┌──

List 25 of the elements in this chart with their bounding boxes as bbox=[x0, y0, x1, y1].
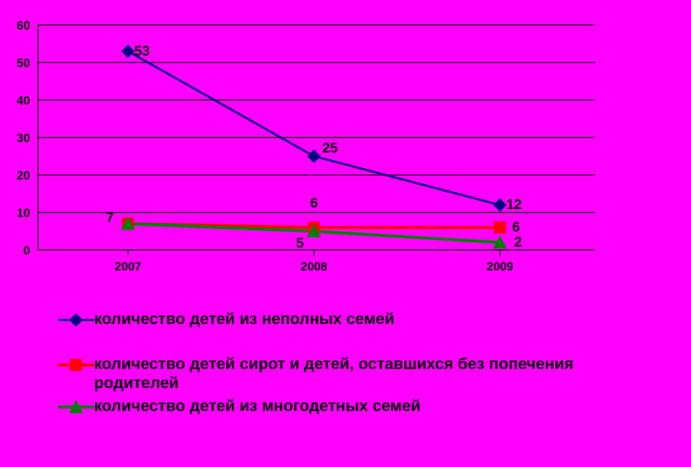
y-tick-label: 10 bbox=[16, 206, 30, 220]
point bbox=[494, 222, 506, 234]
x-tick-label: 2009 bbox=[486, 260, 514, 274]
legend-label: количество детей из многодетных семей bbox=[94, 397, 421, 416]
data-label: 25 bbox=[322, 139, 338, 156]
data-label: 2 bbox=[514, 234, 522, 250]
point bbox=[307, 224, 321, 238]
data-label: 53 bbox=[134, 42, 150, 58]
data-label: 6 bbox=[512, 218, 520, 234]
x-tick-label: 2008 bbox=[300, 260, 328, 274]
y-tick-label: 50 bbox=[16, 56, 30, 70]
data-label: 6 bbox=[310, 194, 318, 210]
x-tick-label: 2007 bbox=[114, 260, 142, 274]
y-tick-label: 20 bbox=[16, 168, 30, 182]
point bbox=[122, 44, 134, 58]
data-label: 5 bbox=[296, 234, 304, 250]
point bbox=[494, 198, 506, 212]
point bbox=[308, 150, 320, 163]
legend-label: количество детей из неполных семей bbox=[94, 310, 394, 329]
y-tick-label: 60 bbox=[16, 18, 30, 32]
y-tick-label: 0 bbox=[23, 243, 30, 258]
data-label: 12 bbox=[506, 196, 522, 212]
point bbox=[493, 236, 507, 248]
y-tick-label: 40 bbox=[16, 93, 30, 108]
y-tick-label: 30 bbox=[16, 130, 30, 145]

└──
┌──

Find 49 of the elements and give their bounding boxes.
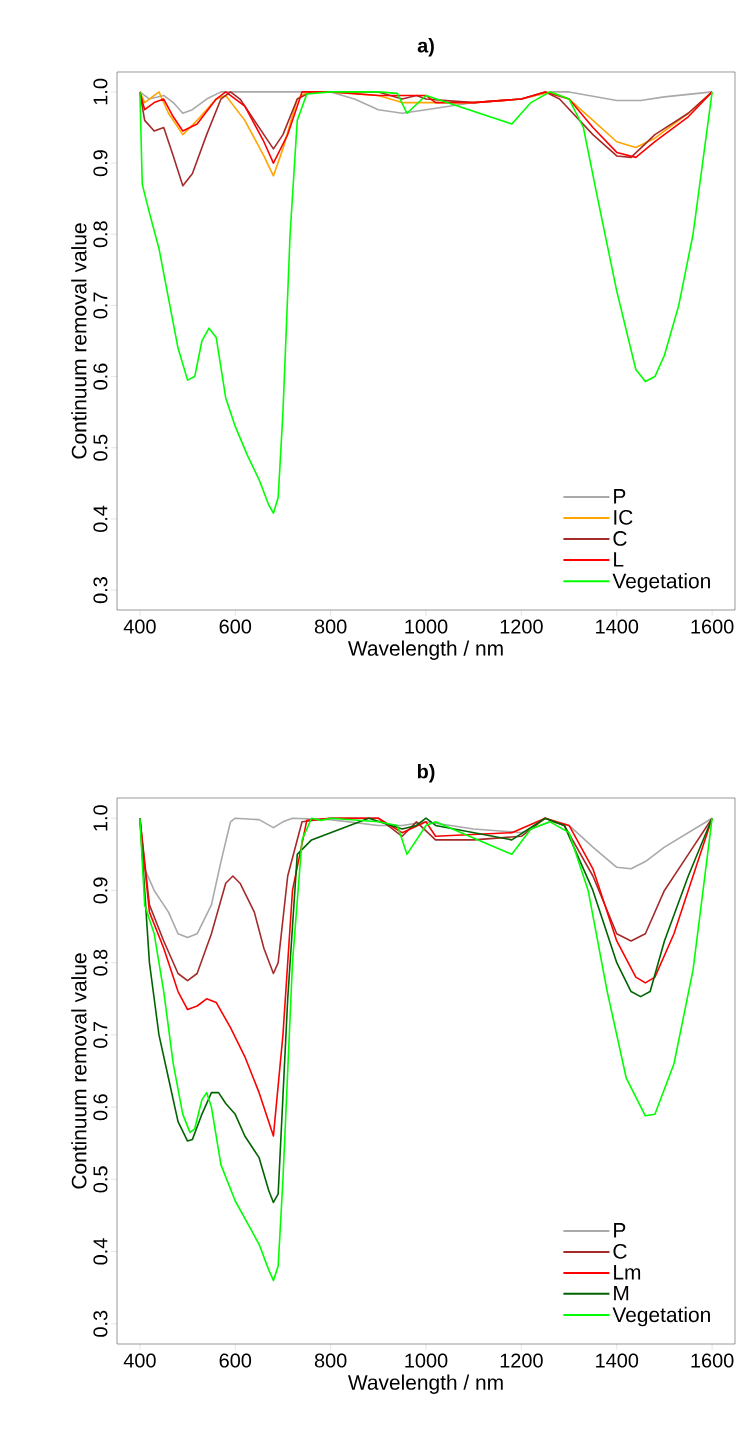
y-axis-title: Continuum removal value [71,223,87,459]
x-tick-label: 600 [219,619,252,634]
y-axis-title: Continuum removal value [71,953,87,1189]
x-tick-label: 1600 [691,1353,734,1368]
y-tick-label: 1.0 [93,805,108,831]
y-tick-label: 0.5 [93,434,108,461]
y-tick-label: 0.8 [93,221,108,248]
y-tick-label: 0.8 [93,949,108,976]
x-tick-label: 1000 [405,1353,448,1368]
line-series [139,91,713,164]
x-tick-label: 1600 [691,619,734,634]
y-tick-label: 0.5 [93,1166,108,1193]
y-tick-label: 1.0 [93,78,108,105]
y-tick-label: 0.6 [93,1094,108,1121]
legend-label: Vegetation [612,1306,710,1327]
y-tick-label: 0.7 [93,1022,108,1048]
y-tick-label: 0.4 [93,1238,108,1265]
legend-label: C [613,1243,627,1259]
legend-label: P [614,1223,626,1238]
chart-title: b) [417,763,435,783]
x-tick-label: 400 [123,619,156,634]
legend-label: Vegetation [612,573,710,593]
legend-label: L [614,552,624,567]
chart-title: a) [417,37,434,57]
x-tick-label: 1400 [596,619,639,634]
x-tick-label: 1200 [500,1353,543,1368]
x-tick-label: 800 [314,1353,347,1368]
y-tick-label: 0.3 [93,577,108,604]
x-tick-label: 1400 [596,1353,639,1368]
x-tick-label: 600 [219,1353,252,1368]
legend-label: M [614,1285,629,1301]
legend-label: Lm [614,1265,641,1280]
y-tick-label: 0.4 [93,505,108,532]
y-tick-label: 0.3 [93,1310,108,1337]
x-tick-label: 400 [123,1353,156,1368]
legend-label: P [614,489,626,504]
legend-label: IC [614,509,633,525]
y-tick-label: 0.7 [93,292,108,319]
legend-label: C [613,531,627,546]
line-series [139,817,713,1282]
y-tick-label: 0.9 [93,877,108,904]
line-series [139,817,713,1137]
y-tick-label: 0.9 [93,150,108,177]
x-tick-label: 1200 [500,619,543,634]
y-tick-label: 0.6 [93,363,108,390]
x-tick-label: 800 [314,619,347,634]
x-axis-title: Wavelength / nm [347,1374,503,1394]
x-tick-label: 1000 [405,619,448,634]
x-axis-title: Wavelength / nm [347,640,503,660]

└──

STATED EXERCISE
Pull out the lines from the records above without changes, beginning at the line that has "y-axis-title: Continuum removal value [71,223,87,459]" and stopping after the line that has "y-tick-label: 0.8 [93,221,108,248]".

OUTPUT
y-axis-title: Continuum removal value [71,223,87,459]
x-tick-label: 600 [219,619,252,634]
y-axis-title: Continuum removal value [71,953,87,1189]
x-tick-label: 1600 [691,1353,734,1368]
y-tick-label: 1.0 [93,805,108,831]
y-tick-label: 0.5 [93,434,108,461]
y-tick-label: 0.8 [93,221,108,248]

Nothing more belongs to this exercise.